Re and Expanding on Jaron Lanier on Closed Source Software

by on January 3, 2008 · 16 comments

(This is in response to a thoughtful post by Adam, who beat me to the punch, and to a controversial recent article (“Long Live Closed-Source Software!“) by the free-thinking Jaron Lanier that Adam discusses.)

No one needs to say “Long live open-source software,” because it is what it is and isn’t going anywhere. Think of it as the ground beneath our feet.

As Lanier explains, closed source is the font of nearly all paradigmatic innovation–the great revolutionary leaps. Open source contributes iterative innovation, such as the best kernel scheduler for variable workloads–this is a problem it is possible to work out slowly, with small changes over a period of years. It is also a problem that doesn’t matter at all to most users–good enough is good enough, though better is, of course, better.

Where the two forms of development come together most interestingly is the use of open source as a stepping stone for closed-source radical innovation. Asus, for example, didn’t have to step forward and create its own OS from the ground up for its EeePC. Even though the thing sports an interface unlike those in most Linux distributions, the underlying guts are the same. Would something like the EeePC even be possible without open source? Could a manufacturer afford to undertake the great expense, and gamble, of working out an OS for itself? Free software lets businesses take chances on projects that would otherwise be too expensive to devise and products that would otherwise be too expensive to market.

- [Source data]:
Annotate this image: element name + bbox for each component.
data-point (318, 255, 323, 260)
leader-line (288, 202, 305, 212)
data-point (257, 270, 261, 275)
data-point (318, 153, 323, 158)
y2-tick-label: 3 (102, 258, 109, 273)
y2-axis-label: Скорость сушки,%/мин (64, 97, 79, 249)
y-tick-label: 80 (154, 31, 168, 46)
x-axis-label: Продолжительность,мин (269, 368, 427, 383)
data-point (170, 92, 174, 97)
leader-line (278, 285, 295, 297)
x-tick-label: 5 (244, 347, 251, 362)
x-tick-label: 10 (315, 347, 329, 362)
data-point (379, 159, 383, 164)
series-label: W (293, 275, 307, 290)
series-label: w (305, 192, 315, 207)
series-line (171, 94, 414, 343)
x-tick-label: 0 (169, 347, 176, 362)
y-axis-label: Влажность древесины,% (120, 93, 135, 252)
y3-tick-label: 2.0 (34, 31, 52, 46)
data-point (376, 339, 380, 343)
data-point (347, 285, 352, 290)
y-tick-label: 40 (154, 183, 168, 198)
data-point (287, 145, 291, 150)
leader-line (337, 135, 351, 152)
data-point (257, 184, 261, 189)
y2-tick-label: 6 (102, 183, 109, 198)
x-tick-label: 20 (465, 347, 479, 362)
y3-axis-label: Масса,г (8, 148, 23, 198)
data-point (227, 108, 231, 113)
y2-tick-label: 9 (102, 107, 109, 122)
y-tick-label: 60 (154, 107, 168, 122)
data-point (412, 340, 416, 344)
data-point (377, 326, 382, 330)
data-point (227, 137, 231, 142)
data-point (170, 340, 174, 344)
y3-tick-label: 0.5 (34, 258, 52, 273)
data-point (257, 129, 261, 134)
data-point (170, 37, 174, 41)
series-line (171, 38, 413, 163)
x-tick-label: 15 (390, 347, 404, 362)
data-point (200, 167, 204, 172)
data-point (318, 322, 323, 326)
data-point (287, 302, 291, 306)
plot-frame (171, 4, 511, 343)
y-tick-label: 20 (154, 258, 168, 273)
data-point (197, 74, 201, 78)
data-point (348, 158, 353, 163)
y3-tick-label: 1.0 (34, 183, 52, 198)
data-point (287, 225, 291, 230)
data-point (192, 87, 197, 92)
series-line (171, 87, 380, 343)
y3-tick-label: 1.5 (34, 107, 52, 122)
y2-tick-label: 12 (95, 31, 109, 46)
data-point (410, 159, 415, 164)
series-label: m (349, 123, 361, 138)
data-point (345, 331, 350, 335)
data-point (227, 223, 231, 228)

- [Task instructions]:
**A.** From the post on closed-source software, return the passage starting with "(This is in" and going on through "that Adam discusses.)".
**B.** Condense the paragraph of the post on closed-source software that opens with "Where the two forms of development come together" into a shorter version that keeps its main facts.

- [Task answers]:
**A.**
(This is in response to a thoughtful post by Adam, who beat me to the punch, and to a controversial recent article (“Long Live Closed-Source Software!“) by the free-thinking Jaron Lanier that Adam discusses.)

**B.** Open and closed development meet most interestingly when open source serves as a stepping stone for radical closed-source innovation. Asus did not have to build its own OS from scratch for the EeePC. Its interface differs from most Linux distributions, but the underlying guts are the same. Without open source, a manufacturer might not afford the expense and gamble of developing its own OS. Free software lets businesses take chances on projects and products that would otherwise cost too much to devise or market.